PROBLEM STATEMENT
The records that follow need to be output exactly as they are.

SUPPLIED MATERIAL
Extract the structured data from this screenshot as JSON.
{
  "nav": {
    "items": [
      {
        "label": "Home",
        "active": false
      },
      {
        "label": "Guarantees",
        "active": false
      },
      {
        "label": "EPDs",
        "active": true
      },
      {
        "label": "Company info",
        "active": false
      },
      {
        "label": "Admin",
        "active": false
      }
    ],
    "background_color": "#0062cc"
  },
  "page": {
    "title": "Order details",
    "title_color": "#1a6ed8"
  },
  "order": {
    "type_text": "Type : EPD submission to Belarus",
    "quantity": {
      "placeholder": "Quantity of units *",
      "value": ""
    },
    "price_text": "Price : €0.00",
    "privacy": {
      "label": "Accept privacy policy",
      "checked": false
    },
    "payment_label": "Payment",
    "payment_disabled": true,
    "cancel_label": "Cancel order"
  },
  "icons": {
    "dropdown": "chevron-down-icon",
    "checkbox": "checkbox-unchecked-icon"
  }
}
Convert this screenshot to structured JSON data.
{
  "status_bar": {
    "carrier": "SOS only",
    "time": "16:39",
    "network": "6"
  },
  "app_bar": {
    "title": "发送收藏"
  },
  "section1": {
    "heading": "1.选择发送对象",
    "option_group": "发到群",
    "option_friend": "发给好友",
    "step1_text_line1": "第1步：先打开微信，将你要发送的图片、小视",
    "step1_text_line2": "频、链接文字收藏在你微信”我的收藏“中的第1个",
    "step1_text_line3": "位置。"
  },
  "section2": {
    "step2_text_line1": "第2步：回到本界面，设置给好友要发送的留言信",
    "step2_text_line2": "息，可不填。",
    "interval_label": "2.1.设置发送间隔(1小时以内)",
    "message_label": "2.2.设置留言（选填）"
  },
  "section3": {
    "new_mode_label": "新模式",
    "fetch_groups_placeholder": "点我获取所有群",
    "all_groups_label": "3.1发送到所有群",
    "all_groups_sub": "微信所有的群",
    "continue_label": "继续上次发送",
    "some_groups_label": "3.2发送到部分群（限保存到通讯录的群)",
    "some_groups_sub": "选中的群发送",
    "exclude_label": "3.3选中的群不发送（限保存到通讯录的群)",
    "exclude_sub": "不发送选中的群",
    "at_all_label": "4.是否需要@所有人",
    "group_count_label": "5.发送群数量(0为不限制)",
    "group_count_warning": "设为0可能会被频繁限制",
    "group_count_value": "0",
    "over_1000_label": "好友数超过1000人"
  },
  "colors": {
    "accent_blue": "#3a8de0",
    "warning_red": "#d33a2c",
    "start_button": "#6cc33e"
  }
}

THE SOLUTION
Extract the structured data from this screenshot as JSON.
{
  "nav": {
    "items": [
      {
        "label": "Home",
        "active": false
      },
      {
        "label": "Guarantees",
        "active": false
      },
      {
        "label": "EPDs",
        "active": true
      },
      {
        "label": "Company info",
        "active": false
      },
      {
        "label": "Admin",
        "active": false
      }
    ],
    "background_color": "#0062cc"
  },
  "page": {
    "title": "Order details",
    "title_color": "#1a6ed8"
  },
  "order": {
    "type_text": "Type : EPD submission to Belarus",
    "quantity": {
      "placeholder": "Quantity of units *",
      "value": ""
    },
    "price_text": "Price : €0.00",
    "privacy": {
      "label": "Accept privacy policy",
      "checked": false
    },
    "payment_label": "Payment",
    "payment_disabled": true,
    "cancel_label": "Cancel order"
  },
  "icons": {
    "dropdown": "chevron-down-icon",
    "checkbox": "checkbox-unchecked-icon"
  }
}
Convert this screenshot to structured JSON data.
{
  "status_bar": {
    "carrier": "SOS only",
    "time": "16:39",
    "network": "6"
  },
  "app_bar": {
    "title": "发送收藏"
  },
  "section1": {
    "heading": "1.选择发送对象",
    "option_group": "发到群",
    "option_friend": "发给好友",
    "step1_text_line1": "第1步：先打开微信，将你要发送的图片、小视",
    "step1_text_line2": "频、链接文字收藏在你微信”我的收藏“中的第1个",
    "step1_text_line3": "位置。"
  },
  "section2": {
    "step2_text_line1": "第2步：回到本界面，设置给好友要发送的留言信",
    "step2_text_line2": "息，可不填。",
    "interval_label": "2.1.设置发送间隔(1小时以内)",
    "message_label": "2.2.设置留言（选填）"
  },
  "section3": {
    "new_mode_label": "新模式",
    "fetch_groups_placeholder": "点我获取所有群",
    "all_groups_label": "3.1发送到所有群",
    "all_groups_sub": "微信所有的群",
    "continue_label": "继续上次发送",
    "some_groups_label": "3.2发送到部分群（限保存到通讯录的群)",
    "some_groups_sub": "选中的群发送",
    "exclude_label": "3.3选中的群不发送（限保存到通讯录的群)",
    "exclude_sub": "不发送选中的群",
    "at_all_label": "4.是否需要@所有人",
    "group_count_label": "5.发送群数量(0为不限制)",
    "group_count_warning": "设为0可能会被频繁限制",
    "group_count_value": "0",
    "over_1000_label": "好友数超过1000人"
  },
  "colors": {
    "accent_blue": "#3a8de0",
    "warning_red": "#d33a2c",
    "start_button": "#6cc33e"
  }
}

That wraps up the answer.